MATERIAL PROVIDED:

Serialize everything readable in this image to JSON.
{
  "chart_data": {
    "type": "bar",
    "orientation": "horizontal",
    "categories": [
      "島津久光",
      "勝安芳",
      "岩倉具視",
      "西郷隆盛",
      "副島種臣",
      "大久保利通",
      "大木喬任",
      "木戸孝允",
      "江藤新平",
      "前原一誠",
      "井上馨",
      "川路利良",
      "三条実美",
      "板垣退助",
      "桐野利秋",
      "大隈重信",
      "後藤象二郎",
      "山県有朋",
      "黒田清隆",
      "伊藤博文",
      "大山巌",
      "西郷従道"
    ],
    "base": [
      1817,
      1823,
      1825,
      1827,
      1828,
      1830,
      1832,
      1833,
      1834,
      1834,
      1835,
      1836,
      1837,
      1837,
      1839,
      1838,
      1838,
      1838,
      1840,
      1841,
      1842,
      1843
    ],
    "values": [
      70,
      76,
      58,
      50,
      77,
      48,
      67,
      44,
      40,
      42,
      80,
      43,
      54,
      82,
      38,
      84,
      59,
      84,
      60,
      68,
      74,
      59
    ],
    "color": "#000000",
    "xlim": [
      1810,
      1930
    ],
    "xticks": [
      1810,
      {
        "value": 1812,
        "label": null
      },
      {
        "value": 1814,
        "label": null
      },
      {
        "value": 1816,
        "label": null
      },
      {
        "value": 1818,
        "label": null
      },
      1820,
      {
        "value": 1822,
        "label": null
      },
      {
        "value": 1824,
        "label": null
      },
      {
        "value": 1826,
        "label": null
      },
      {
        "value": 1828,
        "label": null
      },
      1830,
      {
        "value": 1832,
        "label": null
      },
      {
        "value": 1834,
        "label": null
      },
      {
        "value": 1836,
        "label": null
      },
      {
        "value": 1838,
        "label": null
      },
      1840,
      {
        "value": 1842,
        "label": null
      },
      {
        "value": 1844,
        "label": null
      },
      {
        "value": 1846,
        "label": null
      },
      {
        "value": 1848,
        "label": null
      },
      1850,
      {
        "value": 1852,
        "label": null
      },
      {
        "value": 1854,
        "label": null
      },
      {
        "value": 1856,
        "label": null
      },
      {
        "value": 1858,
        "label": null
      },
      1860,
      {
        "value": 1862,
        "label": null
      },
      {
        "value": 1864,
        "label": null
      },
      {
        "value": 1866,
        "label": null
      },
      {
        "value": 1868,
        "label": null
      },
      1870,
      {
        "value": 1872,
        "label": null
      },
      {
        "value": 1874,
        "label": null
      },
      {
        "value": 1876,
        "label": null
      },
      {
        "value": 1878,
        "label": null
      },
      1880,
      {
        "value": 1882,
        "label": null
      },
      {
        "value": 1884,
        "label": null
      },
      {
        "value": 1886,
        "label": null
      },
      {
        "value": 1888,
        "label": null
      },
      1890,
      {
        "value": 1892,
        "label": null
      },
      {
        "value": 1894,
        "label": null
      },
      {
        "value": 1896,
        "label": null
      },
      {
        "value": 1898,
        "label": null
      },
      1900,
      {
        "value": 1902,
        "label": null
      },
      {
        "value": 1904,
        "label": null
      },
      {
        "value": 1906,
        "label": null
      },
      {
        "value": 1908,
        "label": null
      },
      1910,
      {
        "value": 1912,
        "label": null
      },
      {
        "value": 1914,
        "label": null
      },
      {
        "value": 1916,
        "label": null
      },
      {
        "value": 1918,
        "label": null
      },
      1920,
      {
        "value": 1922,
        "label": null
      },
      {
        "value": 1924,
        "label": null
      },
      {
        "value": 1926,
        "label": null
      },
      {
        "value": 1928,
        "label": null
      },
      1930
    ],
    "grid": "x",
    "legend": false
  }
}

---

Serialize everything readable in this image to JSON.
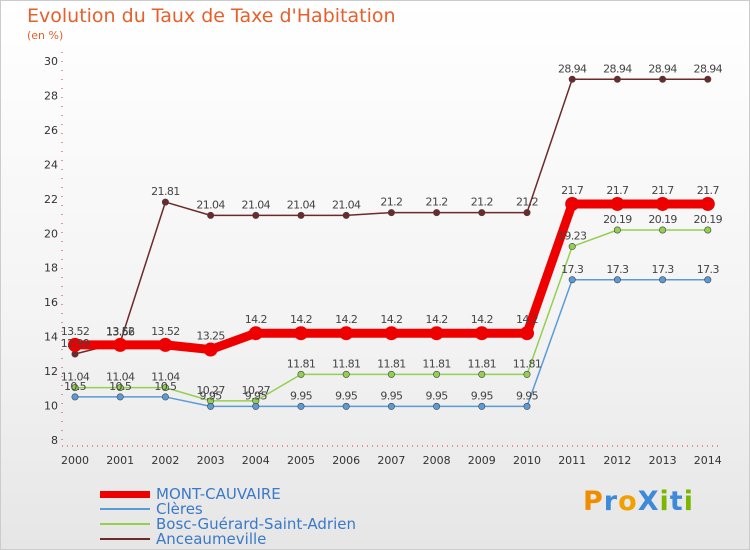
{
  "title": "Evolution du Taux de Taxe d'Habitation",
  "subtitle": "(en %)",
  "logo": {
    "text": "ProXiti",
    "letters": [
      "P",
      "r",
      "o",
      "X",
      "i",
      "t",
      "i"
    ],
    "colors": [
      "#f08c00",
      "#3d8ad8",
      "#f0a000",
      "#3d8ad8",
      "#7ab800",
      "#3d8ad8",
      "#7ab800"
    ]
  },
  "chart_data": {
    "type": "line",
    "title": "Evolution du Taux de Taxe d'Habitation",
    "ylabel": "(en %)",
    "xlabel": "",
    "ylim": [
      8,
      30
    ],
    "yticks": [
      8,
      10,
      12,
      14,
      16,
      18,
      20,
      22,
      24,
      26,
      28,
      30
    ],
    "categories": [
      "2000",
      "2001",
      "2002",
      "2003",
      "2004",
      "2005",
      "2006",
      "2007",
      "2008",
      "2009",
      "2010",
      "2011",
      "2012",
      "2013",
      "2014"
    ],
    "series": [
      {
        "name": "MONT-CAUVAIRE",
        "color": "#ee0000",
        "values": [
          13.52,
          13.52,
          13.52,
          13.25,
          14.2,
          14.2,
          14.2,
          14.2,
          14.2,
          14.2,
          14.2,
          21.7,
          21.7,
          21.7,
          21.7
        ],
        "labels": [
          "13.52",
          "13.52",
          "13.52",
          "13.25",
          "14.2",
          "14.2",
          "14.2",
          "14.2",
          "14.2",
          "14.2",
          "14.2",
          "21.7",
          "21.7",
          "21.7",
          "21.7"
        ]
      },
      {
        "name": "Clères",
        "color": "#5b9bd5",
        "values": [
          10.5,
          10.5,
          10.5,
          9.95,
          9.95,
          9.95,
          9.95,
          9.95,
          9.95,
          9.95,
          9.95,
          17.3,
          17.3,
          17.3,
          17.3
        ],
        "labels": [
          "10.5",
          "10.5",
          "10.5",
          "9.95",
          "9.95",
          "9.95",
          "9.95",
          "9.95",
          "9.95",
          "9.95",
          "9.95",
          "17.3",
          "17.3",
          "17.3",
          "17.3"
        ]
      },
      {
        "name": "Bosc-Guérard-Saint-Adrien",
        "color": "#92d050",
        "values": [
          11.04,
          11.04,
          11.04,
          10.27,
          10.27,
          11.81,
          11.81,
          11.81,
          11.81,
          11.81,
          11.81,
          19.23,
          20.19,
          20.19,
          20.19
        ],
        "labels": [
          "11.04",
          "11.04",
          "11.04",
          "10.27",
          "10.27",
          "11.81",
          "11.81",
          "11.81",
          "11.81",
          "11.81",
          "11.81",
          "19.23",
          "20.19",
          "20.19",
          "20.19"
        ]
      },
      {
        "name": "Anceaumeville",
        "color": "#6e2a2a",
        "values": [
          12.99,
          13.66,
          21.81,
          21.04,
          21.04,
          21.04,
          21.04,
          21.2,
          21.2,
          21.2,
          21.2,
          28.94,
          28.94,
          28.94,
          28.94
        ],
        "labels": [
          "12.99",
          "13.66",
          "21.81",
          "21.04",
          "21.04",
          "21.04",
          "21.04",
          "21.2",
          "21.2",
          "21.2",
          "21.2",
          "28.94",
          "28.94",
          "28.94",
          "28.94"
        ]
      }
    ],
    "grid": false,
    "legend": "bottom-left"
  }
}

CHALLENGE: Return each line where "Evolution" shows up.

COMPLETE OUTPUT:
  "title": "Evolution du Taux de Taxe d'Habitation",
    "title": "Evolution du Taux de Taxe d'Habitation",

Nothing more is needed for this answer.